*Task statement*: Go through the material below, count the lines with the word "Seconds", and reply with the count alone.

*Data for this task*:
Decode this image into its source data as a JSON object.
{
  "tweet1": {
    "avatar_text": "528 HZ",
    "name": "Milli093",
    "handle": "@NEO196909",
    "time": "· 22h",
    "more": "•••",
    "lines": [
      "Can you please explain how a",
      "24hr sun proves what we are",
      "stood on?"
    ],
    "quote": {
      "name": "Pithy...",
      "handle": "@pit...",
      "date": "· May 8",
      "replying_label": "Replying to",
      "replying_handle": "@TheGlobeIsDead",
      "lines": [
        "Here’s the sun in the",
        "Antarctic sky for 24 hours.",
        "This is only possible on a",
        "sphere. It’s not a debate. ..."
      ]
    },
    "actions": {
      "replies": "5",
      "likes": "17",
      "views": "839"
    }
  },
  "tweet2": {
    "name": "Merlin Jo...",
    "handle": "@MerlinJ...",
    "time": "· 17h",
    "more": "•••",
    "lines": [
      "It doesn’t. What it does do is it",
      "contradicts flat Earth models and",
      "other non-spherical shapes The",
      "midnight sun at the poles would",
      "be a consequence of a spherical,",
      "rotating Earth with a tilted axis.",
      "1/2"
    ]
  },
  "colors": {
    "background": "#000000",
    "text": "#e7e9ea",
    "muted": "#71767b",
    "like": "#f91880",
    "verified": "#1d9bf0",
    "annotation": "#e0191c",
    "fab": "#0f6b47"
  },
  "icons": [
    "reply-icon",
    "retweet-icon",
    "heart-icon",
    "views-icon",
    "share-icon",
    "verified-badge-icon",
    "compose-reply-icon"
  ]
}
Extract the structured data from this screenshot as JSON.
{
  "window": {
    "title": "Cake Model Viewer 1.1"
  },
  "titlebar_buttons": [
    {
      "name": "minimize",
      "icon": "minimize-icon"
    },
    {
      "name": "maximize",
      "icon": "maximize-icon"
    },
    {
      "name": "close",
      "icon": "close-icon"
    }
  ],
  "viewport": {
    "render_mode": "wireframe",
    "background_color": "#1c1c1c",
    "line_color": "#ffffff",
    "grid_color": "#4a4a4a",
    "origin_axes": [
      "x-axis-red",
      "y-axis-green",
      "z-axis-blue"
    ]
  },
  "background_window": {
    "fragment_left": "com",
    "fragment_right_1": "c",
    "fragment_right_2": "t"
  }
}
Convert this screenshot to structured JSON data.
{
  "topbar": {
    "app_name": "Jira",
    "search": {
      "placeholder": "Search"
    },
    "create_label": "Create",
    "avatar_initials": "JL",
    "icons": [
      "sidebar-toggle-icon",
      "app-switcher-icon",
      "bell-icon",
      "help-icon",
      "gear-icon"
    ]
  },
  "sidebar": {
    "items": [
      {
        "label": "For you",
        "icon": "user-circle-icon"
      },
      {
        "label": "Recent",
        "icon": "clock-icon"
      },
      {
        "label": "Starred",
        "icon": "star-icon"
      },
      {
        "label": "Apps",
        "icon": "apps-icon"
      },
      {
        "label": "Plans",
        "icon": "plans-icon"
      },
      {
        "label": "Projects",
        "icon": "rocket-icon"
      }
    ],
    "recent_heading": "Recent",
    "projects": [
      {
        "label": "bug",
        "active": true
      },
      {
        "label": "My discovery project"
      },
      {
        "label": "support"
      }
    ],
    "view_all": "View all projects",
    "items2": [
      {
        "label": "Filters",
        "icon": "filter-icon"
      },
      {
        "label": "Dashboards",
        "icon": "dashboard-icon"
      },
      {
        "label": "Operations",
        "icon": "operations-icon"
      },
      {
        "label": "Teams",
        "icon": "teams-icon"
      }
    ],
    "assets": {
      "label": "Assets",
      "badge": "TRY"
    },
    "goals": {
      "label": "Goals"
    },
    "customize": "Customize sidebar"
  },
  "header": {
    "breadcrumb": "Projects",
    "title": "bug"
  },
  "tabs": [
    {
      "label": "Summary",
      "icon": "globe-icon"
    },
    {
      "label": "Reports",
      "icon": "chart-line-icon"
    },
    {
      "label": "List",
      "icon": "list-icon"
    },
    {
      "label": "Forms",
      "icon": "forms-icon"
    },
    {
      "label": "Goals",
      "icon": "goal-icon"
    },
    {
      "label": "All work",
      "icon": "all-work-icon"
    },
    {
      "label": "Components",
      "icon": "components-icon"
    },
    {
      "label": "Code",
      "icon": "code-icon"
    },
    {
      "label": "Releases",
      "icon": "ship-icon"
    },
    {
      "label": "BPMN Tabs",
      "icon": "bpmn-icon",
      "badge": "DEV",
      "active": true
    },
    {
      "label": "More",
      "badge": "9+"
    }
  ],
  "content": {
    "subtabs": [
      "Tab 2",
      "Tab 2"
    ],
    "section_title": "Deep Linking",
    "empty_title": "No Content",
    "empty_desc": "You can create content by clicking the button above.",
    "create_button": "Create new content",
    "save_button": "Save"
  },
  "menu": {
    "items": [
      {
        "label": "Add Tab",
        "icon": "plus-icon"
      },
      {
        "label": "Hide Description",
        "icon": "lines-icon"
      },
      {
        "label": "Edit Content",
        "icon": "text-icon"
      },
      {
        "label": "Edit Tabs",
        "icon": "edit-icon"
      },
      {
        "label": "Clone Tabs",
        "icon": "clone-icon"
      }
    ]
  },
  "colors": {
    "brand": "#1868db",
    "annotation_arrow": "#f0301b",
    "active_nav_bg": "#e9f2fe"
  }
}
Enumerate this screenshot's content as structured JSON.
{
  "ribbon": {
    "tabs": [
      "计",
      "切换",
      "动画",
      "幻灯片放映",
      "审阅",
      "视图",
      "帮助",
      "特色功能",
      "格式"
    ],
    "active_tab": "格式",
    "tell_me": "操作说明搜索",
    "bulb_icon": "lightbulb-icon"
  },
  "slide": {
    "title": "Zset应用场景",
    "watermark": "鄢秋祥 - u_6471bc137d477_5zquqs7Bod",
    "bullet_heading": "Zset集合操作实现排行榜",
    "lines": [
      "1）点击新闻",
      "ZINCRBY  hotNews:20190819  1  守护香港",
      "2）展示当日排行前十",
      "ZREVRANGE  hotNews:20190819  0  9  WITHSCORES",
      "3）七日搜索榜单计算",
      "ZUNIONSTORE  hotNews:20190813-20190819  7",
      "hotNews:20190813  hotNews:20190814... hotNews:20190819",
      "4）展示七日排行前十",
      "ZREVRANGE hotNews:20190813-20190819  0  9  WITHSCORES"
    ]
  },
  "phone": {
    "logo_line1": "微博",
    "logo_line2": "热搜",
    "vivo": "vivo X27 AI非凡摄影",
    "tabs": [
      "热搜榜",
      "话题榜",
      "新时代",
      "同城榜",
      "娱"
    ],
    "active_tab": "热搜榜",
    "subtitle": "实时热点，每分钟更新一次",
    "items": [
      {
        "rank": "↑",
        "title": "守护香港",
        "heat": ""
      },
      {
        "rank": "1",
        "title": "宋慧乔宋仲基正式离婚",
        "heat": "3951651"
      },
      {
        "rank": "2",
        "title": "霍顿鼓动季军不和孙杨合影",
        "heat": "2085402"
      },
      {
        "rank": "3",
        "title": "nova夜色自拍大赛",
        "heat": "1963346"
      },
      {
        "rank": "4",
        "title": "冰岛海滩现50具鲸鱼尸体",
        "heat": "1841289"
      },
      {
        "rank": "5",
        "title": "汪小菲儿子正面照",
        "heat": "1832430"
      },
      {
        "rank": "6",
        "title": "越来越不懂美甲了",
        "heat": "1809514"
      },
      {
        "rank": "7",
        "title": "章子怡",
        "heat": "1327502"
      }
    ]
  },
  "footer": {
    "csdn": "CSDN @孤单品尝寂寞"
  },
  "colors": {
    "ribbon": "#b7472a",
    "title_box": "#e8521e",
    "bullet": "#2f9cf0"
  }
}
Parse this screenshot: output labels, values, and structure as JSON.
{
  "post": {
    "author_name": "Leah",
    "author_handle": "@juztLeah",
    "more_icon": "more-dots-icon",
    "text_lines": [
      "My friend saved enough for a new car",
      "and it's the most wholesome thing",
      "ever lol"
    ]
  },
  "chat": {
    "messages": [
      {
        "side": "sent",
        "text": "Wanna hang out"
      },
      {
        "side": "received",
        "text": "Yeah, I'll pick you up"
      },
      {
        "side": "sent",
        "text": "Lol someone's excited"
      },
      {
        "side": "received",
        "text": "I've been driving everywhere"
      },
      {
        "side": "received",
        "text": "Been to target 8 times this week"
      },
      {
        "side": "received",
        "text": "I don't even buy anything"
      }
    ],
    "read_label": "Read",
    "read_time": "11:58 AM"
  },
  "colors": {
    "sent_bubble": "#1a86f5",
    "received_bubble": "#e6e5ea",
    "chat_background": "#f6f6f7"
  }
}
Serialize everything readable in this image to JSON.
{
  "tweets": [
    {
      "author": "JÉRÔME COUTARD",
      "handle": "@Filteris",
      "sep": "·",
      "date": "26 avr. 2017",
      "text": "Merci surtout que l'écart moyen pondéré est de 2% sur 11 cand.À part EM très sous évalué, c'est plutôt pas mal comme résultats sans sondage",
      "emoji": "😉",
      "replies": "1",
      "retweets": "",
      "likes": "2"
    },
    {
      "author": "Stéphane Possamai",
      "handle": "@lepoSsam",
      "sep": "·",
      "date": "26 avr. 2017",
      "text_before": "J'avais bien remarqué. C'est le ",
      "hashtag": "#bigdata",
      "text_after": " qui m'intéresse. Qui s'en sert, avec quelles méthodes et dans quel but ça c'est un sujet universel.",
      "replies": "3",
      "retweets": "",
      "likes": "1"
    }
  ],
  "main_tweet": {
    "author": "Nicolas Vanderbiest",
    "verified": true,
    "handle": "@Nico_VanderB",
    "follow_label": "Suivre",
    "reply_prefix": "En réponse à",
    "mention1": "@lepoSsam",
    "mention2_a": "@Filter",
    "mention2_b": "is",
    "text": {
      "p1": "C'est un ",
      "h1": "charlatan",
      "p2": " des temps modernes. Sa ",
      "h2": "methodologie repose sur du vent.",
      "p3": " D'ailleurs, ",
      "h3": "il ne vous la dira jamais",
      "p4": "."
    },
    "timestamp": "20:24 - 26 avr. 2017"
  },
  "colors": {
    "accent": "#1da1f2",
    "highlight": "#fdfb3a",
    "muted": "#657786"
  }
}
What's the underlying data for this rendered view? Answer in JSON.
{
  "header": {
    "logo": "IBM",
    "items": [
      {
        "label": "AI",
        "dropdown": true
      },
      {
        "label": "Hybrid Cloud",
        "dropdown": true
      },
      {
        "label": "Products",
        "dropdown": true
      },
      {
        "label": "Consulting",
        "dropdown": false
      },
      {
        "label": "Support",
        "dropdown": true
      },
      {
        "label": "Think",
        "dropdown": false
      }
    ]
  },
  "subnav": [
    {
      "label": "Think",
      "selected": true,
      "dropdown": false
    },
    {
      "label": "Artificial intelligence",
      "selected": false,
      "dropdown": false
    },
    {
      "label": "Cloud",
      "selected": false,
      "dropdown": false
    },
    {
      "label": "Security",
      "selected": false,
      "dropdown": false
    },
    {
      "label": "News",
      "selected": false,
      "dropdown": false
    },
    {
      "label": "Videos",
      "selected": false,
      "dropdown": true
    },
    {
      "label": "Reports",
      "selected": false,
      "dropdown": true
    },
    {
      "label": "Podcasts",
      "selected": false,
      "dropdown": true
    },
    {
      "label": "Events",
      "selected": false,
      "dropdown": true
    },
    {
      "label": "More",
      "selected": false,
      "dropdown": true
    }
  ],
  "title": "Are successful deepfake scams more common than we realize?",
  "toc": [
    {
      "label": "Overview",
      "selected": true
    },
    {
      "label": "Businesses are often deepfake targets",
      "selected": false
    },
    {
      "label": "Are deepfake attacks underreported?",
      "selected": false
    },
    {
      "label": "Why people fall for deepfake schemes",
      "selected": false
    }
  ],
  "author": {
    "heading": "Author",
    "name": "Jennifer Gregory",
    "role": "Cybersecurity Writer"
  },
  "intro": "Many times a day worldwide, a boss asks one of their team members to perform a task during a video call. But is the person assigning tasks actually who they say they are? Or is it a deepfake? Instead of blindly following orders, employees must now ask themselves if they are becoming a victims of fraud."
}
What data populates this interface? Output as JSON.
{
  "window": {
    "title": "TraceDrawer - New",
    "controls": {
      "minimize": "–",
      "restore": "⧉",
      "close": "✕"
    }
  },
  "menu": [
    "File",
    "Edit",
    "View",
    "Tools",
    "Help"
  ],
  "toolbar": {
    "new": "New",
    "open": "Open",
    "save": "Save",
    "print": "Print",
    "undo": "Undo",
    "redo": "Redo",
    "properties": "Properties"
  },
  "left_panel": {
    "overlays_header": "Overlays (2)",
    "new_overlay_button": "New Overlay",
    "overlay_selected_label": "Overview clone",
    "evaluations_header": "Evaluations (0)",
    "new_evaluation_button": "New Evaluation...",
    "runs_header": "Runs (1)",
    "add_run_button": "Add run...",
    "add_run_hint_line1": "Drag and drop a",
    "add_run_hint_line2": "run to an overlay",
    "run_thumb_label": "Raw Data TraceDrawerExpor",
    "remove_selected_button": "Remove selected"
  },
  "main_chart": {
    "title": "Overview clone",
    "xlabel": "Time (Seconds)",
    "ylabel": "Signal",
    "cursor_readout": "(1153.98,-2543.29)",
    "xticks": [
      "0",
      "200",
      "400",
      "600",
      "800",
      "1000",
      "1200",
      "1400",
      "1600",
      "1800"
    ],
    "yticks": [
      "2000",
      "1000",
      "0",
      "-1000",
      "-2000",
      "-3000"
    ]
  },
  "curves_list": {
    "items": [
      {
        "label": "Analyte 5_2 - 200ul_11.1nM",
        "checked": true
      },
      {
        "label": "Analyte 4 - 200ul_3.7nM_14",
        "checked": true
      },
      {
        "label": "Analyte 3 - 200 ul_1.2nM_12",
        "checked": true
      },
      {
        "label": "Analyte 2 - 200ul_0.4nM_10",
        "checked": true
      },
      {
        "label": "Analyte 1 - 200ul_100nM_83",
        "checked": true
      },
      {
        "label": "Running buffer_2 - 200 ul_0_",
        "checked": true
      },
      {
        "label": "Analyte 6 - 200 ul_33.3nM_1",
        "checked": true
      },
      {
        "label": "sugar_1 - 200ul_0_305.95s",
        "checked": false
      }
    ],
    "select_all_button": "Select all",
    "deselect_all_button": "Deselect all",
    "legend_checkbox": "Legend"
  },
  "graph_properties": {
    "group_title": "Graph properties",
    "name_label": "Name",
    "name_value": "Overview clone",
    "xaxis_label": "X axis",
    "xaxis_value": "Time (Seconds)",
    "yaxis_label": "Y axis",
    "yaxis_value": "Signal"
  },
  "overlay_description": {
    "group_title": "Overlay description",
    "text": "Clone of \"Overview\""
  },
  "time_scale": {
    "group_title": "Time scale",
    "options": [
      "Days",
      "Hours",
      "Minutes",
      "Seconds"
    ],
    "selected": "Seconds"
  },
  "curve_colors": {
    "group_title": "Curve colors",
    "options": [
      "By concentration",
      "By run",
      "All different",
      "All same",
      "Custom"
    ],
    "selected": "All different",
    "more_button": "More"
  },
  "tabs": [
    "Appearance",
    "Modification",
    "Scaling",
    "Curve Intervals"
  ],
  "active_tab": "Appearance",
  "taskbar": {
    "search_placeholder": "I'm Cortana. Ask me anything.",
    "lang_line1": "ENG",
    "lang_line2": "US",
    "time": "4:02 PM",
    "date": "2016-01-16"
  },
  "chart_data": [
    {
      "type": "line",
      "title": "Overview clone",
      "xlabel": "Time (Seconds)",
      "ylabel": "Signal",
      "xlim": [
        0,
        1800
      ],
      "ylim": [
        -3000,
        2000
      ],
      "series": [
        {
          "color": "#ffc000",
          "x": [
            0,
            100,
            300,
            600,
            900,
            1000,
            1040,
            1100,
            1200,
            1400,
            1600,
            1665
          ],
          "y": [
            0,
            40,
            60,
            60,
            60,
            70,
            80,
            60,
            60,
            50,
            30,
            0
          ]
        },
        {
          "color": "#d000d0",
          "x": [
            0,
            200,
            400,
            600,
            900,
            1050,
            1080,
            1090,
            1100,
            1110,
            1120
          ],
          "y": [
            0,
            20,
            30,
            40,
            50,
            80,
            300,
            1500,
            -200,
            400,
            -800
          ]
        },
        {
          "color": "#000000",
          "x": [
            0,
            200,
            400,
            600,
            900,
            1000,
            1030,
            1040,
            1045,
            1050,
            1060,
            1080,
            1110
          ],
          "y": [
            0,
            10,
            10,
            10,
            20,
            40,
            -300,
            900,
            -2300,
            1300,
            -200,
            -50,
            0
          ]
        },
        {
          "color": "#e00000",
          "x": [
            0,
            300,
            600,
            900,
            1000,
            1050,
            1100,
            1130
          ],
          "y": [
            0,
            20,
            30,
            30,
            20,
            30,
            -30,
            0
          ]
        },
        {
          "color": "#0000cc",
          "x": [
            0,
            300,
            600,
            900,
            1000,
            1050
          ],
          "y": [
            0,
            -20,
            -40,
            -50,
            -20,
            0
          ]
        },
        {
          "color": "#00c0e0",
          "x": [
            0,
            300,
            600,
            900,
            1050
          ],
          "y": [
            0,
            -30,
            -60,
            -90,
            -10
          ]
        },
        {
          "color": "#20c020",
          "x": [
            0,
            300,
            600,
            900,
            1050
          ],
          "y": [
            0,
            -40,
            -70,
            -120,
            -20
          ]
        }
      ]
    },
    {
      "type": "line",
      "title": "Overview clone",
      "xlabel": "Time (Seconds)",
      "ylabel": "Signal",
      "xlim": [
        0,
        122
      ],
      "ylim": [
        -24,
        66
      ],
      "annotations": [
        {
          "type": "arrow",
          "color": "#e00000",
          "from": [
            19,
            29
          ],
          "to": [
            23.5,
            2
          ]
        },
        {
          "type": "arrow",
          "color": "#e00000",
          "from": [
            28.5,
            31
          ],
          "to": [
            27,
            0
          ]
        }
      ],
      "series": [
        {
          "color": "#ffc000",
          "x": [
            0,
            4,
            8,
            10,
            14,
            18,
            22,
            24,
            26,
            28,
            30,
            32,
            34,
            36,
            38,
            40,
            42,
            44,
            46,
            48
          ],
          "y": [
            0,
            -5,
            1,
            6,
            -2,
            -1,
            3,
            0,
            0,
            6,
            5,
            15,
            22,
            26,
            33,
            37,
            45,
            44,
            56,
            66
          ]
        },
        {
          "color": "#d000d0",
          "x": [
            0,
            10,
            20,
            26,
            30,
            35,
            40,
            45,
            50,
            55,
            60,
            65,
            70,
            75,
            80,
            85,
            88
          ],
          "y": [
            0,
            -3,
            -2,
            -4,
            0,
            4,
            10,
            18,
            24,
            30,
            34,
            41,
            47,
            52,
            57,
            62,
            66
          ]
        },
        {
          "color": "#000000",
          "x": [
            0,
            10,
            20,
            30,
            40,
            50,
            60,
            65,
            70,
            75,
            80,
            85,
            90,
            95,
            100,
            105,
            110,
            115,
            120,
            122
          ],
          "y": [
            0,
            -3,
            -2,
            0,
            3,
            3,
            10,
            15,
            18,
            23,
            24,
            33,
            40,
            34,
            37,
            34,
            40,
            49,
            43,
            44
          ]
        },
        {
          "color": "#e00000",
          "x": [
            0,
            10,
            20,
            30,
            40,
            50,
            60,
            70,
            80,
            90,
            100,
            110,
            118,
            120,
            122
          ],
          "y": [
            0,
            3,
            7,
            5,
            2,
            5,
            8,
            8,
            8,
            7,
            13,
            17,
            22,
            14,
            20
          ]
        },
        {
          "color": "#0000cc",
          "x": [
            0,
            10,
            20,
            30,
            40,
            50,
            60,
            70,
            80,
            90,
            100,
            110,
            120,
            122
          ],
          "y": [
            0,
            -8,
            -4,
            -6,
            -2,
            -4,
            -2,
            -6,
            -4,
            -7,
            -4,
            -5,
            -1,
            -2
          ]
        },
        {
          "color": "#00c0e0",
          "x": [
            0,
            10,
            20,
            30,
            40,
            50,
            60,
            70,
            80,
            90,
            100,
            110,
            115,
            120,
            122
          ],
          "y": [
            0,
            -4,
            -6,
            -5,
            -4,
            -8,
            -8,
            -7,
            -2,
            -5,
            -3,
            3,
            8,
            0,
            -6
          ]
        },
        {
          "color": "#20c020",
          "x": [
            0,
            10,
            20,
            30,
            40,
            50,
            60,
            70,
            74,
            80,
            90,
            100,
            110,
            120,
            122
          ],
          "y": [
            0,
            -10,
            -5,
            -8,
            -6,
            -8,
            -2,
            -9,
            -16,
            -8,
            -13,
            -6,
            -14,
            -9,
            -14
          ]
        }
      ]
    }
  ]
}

*Reply*: 6